**GIVEN TASK**
Copy every line in which the string "объединить" occurs.

**DATA FOR THE TASK**
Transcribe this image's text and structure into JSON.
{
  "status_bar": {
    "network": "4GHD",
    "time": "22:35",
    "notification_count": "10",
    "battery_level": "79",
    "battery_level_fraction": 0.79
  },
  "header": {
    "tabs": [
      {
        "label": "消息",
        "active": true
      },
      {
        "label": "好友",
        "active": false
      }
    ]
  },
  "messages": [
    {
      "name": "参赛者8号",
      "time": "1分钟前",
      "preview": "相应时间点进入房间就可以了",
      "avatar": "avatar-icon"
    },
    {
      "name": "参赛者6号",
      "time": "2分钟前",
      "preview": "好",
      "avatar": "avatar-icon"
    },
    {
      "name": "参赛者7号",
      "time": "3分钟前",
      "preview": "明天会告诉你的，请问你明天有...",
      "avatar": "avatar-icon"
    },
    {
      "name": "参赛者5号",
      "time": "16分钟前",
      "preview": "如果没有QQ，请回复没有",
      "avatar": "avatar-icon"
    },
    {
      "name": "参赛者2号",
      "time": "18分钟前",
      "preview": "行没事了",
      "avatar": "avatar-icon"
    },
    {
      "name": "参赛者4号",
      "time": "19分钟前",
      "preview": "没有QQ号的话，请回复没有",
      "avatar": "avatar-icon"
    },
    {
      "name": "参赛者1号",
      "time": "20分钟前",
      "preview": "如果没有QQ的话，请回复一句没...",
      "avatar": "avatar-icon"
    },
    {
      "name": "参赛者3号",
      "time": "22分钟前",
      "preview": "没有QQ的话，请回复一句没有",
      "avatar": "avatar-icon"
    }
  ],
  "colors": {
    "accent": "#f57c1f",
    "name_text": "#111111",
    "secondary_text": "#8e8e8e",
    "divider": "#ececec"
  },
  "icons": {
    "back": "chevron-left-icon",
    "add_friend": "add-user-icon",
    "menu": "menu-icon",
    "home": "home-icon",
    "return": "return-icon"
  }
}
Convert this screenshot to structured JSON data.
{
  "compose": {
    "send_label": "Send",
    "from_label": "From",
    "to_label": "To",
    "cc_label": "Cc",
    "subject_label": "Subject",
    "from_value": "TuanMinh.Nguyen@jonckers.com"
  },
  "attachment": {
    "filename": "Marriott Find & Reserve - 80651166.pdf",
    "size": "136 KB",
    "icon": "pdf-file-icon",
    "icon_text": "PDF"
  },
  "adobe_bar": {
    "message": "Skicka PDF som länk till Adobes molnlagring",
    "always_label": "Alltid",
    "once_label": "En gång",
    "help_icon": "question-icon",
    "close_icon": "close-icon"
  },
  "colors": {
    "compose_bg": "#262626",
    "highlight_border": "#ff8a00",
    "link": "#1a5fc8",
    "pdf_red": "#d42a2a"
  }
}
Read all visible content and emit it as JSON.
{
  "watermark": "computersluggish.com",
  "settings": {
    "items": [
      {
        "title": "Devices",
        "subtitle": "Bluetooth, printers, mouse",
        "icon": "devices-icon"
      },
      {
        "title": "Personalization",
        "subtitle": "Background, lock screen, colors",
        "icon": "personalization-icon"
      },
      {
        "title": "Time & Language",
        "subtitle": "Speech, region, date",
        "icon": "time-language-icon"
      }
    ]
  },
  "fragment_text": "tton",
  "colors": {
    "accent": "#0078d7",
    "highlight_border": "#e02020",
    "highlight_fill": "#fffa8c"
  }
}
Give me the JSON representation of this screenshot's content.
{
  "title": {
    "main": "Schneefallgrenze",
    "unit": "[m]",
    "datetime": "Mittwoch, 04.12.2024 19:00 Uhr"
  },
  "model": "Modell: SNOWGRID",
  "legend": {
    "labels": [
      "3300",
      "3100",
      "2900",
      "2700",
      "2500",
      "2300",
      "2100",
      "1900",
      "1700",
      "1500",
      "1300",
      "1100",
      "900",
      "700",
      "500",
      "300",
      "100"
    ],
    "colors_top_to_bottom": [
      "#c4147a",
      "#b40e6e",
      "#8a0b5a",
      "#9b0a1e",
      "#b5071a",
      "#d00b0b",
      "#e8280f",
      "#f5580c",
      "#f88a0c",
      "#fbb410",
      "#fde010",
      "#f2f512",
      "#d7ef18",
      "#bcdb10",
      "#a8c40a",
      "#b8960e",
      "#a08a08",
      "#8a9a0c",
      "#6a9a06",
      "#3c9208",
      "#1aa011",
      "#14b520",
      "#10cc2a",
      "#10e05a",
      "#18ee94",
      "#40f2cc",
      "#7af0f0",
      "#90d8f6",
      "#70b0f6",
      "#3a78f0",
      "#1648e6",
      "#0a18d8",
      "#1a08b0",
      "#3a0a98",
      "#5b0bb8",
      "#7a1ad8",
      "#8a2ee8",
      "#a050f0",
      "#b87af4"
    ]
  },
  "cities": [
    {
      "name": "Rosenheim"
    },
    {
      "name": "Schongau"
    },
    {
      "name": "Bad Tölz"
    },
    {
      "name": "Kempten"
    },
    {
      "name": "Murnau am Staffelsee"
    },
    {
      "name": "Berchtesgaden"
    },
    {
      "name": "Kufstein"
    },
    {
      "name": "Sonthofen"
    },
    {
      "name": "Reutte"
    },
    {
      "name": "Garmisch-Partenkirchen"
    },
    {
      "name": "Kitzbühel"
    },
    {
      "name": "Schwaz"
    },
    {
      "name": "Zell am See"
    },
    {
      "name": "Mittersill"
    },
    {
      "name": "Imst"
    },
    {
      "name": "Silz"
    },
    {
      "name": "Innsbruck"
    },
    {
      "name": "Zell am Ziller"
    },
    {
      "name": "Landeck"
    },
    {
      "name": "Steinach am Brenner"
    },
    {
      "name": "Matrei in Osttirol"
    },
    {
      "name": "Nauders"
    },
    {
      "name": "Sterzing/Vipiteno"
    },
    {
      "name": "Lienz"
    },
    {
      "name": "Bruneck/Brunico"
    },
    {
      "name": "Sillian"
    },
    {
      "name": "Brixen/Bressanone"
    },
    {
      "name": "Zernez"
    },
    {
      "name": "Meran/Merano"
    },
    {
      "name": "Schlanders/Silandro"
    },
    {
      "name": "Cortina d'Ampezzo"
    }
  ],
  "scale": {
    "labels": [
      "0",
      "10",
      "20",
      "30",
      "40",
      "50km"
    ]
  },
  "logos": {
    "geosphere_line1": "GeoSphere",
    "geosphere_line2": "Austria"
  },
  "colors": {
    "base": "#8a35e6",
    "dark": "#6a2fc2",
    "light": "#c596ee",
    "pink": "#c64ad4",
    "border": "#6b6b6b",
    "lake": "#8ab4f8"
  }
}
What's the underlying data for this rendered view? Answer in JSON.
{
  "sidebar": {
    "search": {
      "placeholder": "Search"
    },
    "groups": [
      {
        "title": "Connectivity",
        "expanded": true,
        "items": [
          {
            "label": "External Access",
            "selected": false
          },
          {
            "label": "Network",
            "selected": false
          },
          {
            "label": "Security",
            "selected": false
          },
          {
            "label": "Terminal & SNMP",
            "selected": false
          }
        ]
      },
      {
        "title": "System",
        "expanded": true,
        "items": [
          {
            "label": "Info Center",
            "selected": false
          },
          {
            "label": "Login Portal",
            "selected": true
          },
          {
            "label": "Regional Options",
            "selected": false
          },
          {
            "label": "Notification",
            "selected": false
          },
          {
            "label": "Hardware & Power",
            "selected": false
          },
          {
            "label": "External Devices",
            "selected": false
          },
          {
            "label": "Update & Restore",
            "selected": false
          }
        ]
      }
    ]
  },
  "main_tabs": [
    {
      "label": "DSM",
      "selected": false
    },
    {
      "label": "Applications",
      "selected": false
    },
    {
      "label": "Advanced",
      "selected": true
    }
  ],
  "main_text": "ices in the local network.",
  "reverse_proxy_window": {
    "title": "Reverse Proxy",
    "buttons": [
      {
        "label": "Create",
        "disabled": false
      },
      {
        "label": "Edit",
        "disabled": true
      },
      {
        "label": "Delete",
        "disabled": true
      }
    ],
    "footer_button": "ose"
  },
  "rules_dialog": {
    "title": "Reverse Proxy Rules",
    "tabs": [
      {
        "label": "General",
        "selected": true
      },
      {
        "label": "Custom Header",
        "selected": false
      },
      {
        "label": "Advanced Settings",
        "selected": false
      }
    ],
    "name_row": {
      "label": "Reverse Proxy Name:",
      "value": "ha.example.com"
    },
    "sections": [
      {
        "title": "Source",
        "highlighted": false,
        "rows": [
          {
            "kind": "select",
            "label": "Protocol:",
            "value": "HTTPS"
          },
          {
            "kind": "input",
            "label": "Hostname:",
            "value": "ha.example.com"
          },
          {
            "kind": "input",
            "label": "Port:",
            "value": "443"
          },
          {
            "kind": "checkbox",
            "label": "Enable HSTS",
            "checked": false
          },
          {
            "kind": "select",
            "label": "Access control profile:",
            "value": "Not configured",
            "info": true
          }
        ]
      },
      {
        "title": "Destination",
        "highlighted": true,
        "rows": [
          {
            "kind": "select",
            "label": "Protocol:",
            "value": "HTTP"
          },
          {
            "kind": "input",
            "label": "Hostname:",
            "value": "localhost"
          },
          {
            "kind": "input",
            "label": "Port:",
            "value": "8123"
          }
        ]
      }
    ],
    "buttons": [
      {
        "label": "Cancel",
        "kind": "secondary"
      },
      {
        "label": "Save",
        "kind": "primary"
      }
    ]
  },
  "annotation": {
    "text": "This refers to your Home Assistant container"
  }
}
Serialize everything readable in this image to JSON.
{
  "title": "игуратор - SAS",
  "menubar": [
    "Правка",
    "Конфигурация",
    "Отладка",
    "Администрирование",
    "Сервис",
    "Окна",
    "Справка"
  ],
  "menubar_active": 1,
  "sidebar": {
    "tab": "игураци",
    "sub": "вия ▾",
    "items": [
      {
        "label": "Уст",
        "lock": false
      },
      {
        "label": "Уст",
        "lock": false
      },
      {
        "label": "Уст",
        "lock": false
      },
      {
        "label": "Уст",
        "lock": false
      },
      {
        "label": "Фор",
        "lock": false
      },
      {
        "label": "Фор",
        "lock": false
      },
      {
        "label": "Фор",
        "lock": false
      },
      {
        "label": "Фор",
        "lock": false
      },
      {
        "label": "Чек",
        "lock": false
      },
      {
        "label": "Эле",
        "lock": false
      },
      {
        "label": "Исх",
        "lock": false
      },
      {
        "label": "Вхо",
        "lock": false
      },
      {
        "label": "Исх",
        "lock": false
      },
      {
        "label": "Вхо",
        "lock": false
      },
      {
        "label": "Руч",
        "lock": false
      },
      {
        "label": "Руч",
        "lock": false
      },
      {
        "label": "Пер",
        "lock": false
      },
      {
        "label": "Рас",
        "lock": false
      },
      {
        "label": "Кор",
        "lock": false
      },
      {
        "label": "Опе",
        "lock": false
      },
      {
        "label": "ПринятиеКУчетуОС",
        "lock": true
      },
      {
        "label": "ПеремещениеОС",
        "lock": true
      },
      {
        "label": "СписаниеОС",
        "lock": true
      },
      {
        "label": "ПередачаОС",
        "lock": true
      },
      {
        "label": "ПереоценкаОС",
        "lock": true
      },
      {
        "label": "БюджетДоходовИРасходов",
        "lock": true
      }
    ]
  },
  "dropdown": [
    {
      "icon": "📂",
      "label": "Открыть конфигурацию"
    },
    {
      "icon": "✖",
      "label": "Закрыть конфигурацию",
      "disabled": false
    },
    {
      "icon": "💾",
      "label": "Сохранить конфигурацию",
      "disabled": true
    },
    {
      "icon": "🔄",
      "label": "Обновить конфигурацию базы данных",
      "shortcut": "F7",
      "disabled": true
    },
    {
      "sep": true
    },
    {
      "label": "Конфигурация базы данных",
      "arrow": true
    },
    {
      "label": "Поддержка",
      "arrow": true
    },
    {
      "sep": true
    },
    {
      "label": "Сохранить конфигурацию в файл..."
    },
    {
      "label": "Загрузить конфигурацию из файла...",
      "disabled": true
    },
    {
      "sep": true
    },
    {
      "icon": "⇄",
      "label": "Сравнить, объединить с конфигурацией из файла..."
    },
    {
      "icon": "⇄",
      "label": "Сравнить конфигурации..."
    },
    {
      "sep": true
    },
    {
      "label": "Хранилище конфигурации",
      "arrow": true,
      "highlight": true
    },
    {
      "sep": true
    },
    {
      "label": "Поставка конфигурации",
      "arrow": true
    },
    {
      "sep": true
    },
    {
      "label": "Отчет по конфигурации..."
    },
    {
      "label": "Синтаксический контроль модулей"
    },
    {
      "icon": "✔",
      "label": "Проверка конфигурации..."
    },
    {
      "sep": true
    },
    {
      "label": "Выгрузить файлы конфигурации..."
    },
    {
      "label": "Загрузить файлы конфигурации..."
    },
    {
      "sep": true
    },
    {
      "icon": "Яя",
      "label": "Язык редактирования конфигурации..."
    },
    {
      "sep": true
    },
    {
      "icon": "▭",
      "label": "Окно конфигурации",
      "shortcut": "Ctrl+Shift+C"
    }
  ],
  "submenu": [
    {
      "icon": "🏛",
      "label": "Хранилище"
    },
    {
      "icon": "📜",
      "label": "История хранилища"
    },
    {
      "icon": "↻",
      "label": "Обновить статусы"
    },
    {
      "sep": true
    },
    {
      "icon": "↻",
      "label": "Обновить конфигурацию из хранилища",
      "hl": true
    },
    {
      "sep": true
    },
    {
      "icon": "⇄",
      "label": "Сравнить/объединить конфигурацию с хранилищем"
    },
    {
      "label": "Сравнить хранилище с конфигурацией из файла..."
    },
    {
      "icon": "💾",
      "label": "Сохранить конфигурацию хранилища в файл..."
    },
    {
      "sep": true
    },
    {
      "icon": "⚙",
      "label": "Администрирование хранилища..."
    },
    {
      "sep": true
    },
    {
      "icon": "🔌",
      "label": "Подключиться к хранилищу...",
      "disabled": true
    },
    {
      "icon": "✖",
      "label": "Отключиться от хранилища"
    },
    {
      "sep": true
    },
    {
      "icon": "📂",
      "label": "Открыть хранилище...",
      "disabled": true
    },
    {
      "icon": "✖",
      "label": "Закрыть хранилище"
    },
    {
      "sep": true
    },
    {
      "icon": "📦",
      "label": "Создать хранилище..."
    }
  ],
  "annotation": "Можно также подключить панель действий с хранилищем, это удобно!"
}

**ANSWER TO THE PROBLEM**
      "label": "Сравнить, объединить с конфигурацией из файла..."
      "label": "Сравнить/объединить конфигурацию с хранилищем"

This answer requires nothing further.